Work instruction 1: Transcribe the passage of the Office Connect switch article between "A 12-port 3Com" and "product marketing manager.", inclusive.
Work instruction 2: In the Office Connect switch article, how many virtual LANs can each switch define?

Source extract:
Office Connect Managed Switch 9 and 9 FX are eight-port desktop workgroup switches that offer full SNMP support for IT staff to manage them from a central location.

They also provide Power over Ethernet (PoE) through four of the ports to support other technology such as VoIP and Wi-Fi by providing power for IP phones and wireless access points, the company says.

If customers need more PoE ports, they can connect the ports on the switch to 3Com IntelliJack units, four-port switches that fit into standard Ethernet wall cutouts to provide individual desks with more jacks, 3Com says.

The switches also support traffic shaping and rate limiting that can give voice traffic priority over other traffic. It can automatically identify voice traffic generated by 3Com's NBX VoIP system via tools that come standard. It can be integrated with other vendors' VoIP gear via manual configuration, the company says.

These switches offer an alternative to unmanaged, but inexpensive, switches from Linksys and D-Link or from buying larger and more expensive switches from 3Com.

A 12-port 3Com SuperStack switch is priced from $700 to $800 and is designed more for a site that has a wiring closet, says John Sheedy, a 3Com LAN infrastructure product marketing manager.

The Office Connect 9 costs $500 with a copper Gigabit uplink port and $700 with a Gigabit fiber port.

By comparison, a managed Cisco Catalyst 2940 eight-port switch costs about $800 or $1,000, depending on whether it has a copper or fiber Ethernet uplink port, and it lacks PoE.

Customers likely won't buy these 3Com switches unless they already are 3Com shops, says Matthias Machownski, an analyst with Infonetics. "This fills in a hole in 3Com's portfolio," he says.

The new switches also support port security that associates a port with a specific device as defined by its MAC address. If a device with another MAC address plugs into that port, it is blocked from connecting to the network. Each switch can define up to 40 virtual LANs.

Given records:
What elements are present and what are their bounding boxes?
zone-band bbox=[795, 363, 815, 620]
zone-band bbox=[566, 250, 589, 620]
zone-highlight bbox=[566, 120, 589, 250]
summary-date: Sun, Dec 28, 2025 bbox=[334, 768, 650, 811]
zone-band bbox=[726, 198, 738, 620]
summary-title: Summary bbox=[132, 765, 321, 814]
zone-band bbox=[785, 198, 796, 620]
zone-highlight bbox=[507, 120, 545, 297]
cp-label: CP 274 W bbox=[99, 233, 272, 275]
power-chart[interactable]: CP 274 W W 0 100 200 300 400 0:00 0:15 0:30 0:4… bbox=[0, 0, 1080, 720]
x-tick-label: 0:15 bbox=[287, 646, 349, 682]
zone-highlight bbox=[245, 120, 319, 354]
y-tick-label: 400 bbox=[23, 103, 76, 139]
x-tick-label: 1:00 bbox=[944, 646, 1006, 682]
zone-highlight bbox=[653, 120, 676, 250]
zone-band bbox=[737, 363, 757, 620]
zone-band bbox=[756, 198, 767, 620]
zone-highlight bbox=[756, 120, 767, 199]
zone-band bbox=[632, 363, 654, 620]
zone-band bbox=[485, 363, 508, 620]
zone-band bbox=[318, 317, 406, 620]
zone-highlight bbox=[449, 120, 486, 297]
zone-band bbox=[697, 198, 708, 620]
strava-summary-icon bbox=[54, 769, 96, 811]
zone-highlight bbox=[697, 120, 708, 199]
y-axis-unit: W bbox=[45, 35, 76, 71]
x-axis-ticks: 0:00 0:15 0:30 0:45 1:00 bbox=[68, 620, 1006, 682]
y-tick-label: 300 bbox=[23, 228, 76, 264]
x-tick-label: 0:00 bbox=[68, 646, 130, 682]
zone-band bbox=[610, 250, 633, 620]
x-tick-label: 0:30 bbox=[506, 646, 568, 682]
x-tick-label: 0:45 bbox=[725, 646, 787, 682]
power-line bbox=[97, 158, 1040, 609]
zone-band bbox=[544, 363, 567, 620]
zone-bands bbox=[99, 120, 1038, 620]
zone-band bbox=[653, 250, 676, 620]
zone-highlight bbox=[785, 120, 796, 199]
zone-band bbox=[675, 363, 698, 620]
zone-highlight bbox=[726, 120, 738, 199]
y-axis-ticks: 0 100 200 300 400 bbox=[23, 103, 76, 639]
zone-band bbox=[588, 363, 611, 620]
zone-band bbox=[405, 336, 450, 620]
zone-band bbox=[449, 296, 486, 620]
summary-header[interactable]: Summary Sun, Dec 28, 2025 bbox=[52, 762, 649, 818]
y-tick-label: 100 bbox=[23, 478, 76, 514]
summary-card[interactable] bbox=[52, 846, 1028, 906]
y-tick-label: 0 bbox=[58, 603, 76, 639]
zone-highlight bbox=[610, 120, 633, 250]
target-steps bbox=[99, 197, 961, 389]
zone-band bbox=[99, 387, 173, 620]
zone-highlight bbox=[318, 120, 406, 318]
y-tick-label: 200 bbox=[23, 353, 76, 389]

Task solution 1:
A 12-port 3Com SuperStack switch is priced from $700 to $800 and is designed more for a site that has a wiring closet, says John Sheedy, a 3Com LAN infrastructure product marketing manager.

Task solution 2: Up to 40.